■ **Task details**: Check each line of the records for "savol"; collect those that have it.

## start Data excerpts

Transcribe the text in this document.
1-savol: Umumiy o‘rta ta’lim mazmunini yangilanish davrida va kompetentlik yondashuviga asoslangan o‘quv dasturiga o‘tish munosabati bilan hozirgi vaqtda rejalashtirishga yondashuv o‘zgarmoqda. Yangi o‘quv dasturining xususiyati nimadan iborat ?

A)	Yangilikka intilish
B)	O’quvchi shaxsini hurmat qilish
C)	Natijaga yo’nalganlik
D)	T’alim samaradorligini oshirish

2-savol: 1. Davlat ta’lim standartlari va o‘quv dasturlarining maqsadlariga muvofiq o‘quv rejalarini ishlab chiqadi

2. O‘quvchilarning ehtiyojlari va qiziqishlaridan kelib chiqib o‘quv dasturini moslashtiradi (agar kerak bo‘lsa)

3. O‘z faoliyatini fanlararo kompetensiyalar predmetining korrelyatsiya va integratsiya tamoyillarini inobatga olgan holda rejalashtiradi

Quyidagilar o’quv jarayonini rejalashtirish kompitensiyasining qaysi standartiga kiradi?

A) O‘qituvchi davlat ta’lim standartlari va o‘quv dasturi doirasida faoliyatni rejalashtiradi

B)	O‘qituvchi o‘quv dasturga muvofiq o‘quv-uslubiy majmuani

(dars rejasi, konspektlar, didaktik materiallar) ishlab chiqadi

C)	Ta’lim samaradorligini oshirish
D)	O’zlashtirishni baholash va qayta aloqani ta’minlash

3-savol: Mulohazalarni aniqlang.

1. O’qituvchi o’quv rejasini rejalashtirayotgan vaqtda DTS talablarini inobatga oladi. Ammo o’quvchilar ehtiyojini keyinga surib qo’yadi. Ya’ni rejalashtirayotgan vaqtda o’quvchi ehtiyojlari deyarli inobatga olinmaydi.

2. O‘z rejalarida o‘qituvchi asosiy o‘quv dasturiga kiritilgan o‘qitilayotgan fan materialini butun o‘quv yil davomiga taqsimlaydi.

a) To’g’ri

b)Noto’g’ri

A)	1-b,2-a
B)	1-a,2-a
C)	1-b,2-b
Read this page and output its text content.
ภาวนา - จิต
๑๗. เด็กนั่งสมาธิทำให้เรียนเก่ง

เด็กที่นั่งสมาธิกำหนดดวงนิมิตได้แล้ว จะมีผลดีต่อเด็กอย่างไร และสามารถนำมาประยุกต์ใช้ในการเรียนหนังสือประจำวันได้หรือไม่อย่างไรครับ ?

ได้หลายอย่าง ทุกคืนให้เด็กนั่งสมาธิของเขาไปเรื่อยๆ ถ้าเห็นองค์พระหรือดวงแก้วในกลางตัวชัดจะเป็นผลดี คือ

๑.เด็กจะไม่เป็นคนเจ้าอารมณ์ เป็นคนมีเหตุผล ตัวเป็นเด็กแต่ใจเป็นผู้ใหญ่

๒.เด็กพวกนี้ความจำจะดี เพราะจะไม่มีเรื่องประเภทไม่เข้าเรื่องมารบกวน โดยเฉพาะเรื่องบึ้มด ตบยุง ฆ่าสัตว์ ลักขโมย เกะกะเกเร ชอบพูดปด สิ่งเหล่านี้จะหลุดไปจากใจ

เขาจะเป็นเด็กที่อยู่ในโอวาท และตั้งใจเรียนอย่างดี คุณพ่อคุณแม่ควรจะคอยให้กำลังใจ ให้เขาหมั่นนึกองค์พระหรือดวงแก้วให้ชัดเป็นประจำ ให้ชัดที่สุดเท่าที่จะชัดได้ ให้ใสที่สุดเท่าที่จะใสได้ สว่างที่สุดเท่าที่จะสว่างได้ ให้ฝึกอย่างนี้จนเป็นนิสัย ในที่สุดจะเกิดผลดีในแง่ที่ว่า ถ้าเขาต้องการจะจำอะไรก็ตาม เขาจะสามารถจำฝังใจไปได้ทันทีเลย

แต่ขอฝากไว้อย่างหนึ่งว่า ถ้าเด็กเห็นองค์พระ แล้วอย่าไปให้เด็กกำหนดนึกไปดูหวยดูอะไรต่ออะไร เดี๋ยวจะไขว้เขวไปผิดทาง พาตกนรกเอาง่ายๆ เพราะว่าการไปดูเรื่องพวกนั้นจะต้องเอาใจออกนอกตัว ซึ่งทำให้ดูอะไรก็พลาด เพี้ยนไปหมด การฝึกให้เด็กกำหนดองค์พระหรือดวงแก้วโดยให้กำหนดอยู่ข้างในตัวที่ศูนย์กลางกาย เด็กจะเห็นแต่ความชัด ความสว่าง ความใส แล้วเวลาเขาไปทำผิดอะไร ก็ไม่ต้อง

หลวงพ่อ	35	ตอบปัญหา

## end Data excerpts

■ **Result of the task**:
1-savol: Umumiy o‘rta ta’lim mazmunini yangilanish davrida va kompetentlik yondashuviga asoslangan o‘quv dasturiga o‘tish munosabati bilan hozirgi vaqtda rejalashtirishga yondashuv o‘zgarmoqda. Yangi o‘quv dasturining xususiyati nimadan iborat ?
2-savol: 1. Davlat ta’lim standartlari va o‘quv dasturlarining maqsadlariga muvofiq o‘quv rejalarini ishlab chiqadi
3-savol: Mulohazalarni aniqlang.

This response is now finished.